[Work instructions]: Keep only the lines where "配置文件" appears.

[The input]:
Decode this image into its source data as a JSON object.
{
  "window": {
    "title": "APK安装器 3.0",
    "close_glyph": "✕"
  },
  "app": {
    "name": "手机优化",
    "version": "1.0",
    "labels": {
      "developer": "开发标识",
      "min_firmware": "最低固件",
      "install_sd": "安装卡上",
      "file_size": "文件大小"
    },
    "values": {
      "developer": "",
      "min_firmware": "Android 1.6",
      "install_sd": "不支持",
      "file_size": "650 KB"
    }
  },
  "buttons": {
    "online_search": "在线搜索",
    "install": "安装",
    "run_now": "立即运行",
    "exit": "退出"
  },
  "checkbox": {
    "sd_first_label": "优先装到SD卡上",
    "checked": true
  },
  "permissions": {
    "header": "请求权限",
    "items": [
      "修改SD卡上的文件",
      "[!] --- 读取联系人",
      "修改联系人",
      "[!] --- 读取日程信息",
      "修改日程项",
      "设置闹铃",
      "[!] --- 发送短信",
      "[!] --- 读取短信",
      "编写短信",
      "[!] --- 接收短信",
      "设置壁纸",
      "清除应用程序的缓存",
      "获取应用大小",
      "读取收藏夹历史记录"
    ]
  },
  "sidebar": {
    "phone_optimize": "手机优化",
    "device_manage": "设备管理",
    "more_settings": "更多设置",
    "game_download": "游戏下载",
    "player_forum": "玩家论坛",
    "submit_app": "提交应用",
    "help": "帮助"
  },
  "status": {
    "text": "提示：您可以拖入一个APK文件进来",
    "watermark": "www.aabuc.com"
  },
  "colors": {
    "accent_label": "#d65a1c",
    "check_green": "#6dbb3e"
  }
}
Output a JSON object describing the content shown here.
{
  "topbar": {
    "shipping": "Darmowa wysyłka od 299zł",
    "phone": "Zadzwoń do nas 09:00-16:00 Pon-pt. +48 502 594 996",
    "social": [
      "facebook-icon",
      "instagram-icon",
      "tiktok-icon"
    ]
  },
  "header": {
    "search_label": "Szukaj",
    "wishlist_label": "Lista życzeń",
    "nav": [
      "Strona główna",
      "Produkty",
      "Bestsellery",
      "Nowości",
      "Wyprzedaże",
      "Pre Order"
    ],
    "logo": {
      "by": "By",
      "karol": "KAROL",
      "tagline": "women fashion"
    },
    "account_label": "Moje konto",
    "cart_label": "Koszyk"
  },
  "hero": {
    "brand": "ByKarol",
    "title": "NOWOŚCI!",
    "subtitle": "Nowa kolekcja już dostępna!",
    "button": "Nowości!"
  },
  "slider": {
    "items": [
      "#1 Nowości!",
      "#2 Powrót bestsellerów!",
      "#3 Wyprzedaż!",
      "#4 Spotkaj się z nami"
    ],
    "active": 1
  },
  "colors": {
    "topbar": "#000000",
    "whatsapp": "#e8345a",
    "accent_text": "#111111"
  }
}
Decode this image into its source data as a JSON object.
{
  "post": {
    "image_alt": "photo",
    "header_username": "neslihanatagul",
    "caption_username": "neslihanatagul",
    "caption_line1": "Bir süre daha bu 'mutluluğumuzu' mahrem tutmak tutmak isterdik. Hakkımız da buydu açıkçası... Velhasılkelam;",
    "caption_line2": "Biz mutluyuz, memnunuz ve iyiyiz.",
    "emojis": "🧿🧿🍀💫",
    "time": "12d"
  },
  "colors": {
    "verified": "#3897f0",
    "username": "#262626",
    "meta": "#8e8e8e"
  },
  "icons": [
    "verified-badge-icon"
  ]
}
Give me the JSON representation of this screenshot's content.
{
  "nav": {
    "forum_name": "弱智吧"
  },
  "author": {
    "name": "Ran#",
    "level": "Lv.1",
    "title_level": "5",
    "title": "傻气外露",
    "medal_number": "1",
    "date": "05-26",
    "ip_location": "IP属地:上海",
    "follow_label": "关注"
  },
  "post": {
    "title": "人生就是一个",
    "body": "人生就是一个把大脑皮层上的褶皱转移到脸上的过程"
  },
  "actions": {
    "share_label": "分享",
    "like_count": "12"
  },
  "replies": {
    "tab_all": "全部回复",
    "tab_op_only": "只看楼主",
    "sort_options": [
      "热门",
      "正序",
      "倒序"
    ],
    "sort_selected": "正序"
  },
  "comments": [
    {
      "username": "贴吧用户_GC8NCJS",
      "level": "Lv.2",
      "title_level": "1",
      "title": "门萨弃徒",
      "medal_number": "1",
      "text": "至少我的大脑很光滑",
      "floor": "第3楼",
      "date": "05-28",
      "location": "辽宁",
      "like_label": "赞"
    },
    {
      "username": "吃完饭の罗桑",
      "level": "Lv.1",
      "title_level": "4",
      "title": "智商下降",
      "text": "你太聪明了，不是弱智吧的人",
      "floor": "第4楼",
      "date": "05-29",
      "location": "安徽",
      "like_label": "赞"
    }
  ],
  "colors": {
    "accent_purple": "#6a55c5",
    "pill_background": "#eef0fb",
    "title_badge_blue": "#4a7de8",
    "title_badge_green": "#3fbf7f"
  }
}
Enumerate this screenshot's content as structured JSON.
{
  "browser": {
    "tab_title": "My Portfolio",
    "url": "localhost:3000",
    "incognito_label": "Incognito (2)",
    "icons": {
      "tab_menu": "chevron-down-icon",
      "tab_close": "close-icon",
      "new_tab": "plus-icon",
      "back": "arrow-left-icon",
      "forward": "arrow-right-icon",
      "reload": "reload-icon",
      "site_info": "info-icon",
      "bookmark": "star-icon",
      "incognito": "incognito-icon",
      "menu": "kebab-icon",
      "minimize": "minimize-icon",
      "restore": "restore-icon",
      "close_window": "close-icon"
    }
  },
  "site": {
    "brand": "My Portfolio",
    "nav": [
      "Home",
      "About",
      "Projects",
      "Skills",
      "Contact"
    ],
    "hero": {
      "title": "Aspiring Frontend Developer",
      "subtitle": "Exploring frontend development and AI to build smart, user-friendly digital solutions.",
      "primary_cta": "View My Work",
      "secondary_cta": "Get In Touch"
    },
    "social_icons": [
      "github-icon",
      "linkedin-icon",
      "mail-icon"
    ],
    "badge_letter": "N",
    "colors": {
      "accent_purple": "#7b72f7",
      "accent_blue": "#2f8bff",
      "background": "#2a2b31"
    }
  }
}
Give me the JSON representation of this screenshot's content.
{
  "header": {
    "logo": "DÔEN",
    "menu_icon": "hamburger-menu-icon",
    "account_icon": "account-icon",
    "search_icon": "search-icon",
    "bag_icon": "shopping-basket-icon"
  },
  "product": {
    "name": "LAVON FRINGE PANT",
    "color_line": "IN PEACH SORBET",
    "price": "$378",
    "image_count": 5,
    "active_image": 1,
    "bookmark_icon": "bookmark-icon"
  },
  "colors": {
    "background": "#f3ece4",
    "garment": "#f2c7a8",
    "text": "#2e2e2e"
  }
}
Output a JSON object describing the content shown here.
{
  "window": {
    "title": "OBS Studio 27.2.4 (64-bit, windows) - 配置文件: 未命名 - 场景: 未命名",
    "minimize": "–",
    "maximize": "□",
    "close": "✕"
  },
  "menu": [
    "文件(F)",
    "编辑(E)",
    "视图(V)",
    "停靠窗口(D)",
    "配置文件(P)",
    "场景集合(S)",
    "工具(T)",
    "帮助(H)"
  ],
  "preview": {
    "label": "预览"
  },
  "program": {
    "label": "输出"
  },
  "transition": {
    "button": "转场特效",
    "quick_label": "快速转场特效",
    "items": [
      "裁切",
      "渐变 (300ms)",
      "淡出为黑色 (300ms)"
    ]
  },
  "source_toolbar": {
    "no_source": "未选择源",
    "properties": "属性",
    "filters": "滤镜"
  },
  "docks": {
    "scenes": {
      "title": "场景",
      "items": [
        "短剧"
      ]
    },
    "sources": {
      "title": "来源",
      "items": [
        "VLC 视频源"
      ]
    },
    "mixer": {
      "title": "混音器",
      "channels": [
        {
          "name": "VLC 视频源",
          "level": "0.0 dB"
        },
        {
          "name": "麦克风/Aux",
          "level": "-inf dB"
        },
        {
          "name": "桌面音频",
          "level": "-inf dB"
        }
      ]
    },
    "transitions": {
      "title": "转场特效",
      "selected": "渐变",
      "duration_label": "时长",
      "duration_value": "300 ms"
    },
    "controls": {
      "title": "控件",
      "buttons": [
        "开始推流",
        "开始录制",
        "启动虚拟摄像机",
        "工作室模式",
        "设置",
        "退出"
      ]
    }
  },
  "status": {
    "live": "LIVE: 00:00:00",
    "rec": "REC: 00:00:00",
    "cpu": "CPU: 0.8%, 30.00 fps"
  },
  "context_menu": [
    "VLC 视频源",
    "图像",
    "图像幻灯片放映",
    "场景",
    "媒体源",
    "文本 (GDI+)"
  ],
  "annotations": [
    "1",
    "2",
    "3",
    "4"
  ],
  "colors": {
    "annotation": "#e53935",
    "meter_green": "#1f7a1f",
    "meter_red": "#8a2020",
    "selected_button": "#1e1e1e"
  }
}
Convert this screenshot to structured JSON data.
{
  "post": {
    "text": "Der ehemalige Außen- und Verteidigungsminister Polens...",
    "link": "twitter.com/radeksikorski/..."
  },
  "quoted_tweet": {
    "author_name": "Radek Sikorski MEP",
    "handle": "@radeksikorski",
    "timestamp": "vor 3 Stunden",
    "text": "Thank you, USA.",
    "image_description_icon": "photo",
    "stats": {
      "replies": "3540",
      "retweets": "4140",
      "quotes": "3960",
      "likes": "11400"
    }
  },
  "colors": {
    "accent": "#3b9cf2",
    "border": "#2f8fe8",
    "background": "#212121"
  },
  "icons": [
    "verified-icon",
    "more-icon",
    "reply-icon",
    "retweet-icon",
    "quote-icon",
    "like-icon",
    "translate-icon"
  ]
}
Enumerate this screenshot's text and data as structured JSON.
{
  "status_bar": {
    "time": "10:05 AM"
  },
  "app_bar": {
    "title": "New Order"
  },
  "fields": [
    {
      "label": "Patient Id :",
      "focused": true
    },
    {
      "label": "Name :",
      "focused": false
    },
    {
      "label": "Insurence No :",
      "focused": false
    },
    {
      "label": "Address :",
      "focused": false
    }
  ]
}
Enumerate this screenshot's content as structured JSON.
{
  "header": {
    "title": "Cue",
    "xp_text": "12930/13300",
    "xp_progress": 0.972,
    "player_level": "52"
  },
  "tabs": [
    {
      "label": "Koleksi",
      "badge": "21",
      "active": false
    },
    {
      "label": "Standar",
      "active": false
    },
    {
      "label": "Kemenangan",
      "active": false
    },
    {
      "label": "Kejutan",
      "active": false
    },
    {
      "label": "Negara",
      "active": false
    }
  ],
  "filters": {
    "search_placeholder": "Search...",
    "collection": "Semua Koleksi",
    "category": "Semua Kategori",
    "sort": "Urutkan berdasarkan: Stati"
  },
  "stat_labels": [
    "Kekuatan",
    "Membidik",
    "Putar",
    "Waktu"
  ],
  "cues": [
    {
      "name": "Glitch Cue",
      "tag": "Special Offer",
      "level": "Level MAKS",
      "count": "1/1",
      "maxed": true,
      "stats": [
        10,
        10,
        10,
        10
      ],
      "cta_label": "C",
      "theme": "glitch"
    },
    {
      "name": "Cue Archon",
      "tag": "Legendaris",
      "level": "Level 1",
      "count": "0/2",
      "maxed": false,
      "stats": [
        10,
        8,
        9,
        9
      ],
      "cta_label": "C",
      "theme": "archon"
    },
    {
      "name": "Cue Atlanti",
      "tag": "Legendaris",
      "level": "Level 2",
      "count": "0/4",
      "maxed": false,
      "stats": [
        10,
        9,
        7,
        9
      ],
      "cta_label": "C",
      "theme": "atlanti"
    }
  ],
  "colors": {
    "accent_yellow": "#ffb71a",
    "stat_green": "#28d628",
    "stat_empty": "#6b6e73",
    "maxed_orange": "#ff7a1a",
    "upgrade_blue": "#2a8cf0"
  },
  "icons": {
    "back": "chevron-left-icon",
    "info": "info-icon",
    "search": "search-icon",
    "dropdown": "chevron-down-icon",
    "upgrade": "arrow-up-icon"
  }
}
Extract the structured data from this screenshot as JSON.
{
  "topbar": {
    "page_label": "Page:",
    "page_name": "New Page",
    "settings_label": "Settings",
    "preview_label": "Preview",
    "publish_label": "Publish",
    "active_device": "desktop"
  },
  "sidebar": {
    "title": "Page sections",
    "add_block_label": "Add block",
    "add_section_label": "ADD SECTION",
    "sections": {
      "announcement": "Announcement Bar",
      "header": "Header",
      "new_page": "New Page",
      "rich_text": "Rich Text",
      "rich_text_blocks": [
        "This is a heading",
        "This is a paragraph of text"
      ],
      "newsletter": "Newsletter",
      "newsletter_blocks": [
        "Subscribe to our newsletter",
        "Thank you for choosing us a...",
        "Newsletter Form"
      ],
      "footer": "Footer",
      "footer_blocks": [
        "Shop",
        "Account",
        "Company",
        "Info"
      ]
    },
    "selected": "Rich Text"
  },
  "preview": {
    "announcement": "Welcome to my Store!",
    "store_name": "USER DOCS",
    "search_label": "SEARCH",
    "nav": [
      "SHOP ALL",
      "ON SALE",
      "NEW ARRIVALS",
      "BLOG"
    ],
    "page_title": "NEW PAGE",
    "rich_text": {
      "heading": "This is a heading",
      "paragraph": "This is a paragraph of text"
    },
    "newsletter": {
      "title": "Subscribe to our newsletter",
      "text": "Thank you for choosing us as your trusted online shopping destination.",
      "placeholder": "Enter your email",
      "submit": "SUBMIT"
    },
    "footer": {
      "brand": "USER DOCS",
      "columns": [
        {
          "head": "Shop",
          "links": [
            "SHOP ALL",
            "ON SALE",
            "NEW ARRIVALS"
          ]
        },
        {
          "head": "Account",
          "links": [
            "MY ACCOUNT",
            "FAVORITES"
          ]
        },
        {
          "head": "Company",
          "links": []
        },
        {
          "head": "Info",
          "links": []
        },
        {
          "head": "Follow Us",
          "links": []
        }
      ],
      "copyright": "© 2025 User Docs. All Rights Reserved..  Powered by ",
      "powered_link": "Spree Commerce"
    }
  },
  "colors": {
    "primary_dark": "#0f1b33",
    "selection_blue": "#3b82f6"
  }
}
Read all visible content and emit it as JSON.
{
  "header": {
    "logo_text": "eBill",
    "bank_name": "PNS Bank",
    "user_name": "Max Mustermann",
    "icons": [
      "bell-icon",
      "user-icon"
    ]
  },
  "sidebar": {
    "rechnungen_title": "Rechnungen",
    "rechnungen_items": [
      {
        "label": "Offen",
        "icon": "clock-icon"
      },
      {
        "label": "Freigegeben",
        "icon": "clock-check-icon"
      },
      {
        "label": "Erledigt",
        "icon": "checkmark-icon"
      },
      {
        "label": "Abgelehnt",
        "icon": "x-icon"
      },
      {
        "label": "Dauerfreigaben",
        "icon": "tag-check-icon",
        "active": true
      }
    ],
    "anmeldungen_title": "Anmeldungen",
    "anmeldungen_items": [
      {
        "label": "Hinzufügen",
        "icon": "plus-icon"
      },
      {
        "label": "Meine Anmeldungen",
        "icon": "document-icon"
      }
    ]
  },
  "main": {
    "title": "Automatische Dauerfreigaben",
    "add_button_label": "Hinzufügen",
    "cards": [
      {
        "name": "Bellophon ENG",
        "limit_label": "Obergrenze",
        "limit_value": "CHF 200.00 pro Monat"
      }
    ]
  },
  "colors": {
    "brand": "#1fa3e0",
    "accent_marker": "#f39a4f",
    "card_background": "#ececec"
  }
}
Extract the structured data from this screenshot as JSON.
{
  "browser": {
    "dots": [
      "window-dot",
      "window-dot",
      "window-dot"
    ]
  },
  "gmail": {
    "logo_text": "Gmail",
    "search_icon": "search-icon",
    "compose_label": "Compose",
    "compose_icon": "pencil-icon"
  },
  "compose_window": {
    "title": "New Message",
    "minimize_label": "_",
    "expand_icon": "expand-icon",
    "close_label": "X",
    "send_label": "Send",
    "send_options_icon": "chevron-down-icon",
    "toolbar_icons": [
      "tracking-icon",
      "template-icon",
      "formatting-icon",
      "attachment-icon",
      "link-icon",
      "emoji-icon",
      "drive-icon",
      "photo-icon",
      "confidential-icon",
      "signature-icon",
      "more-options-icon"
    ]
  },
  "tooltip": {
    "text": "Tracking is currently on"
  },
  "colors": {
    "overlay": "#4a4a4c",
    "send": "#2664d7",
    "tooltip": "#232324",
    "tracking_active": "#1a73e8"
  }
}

[Exercise solution]:
    "title": "OBS Studio 27.2.4 (64-bit, windows) - 配置文件: 未命名 - 场景: 未命名",
    "配置文件(P)",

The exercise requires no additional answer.